#### GIVEN PROBLEM
Work through the data and report how many lines include the string "relation", giving the number alone.

#### DATA SUPPLIED

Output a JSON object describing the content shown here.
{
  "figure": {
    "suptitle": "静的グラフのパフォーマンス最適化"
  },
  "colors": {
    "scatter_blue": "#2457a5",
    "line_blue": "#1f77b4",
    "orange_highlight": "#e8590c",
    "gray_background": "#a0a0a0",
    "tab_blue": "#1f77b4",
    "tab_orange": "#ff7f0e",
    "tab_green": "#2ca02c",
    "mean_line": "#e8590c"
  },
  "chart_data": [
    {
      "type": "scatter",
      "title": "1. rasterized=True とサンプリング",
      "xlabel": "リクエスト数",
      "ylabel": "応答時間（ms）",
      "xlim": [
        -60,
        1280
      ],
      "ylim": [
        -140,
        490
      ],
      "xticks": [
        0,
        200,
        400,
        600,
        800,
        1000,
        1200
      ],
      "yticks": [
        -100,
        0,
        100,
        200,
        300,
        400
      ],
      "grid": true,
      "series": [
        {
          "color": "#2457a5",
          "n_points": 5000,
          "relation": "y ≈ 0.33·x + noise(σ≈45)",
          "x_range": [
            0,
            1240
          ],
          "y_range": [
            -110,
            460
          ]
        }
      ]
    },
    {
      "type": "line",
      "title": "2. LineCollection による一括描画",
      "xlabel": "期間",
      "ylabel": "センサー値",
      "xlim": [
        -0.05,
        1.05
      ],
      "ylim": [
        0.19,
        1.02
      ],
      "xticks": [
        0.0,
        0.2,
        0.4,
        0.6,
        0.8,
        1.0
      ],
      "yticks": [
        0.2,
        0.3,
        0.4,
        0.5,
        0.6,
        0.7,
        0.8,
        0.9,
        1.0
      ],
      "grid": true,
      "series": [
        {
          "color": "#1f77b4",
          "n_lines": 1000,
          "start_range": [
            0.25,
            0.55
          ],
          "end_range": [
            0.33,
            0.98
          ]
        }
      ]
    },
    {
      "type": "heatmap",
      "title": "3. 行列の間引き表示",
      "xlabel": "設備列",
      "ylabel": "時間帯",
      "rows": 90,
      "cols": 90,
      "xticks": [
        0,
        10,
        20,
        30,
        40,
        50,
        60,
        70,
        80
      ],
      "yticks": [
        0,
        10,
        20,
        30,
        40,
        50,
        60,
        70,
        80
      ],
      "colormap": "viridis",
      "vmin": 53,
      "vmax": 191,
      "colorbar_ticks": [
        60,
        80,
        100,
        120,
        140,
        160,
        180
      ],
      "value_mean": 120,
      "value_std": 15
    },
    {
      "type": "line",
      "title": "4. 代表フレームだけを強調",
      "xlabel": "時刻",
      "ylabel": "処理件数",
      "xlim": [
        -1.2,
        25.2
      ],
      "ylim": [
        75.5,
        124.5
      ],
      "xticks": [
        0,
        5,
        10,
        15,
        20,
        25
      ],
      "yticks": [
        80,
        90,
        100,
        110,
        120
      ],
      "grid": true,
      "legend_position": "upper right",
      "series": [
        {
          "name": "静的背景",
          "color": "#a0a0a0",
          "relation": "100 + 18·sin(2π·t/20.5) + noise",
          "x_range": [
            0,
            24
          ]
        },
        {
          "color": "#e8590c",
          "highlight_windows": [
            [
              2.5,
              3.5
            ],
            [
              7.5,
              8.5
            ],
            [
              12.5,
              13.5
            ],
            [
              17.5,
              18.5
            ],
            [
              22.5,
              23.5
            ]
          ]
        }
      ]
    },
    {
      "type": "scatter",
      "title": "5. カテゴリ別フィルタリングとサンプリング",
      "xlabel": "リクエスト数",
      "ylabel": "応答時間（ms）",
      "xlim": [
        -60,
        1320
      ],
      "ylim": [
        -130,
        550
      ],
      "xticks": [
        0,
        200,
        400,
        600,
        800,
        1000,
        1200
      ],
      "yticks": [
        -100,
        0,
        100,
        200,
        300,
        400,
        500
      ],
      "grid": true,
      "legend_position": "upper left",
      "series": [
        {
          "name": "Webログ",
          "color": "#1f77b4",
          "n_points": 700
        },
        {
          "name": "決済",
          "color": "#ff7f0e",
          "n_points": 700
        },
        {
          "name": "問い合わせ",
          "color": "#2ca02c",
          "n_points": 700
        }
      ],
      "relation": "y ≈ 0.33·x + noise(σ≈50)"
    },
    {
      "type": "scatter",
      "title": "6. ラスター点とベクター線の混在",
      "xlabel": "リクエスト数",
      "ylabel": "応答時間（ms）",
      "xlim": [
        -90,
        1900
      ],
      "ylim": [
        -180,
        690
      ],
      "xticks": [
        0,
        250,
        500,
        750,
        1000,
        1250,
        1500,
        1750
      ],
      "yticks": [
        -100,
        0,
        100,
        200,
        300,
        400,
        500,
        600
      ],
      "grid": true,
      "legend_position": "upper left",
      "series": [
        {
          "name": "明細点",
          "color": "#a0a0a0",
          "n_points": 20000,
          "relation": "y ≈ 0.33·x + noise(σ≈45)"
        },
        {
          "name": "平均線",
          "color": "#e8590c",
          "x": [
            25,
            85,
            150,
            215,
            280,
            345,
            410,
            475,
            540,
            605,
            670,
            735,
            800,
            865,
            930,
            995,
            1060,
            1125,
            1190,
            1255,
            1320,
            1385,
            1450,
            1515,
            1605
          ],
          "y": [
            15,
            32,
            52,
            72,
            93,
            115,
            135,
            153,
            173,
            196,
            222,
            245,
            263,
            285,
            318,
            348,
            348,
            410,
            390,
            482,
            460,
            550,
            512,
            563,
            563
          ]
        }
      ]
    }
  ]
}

--

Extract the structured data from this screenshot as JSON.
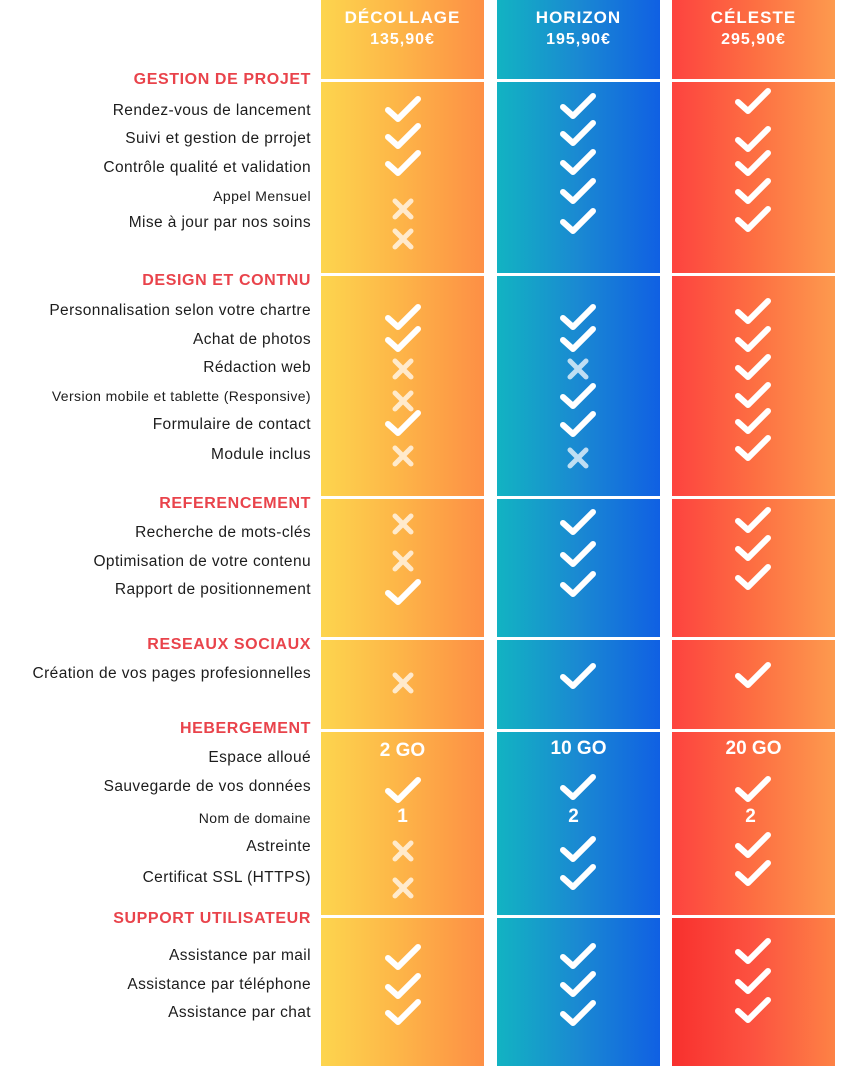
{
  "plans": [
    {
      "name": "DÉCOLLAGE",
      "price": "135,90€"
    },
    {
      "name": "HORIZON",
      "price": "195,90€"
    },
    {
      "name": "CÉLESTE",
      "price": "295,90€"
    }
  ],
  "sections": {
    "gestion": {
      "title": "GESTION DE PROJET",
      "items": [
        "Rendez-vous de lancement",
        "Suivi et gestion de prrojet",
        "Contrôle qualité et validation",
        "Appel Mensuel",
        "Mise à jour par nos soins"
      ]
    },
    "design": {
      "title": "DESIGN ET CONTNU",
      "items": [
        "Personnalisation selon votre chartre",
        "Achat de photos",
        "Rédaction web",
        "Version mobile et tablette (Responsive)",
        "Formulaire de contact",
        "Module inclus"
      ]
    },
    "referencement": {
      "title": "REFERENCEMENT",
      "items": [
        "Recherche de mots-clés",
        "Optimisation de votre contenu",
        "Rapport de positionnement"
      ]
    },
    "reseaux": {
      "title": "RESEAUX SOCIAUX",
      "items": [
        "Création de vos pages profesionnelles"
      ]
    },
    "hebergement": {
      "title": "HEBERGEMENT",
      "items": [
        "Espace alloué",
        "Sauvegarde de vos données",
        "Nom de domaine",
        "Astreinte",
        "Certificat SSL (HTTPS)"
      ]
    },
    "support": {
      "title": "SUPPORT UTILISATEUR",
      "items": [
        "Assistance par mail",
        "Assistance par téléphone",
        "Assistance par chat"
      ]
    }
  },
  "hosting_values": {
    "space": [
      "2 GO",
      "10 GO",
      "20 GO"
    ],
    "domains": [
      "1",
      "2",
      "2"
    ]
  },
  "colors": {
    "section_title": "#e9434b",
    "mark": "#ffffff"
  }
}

#### OUTPUT OF THE TASK
4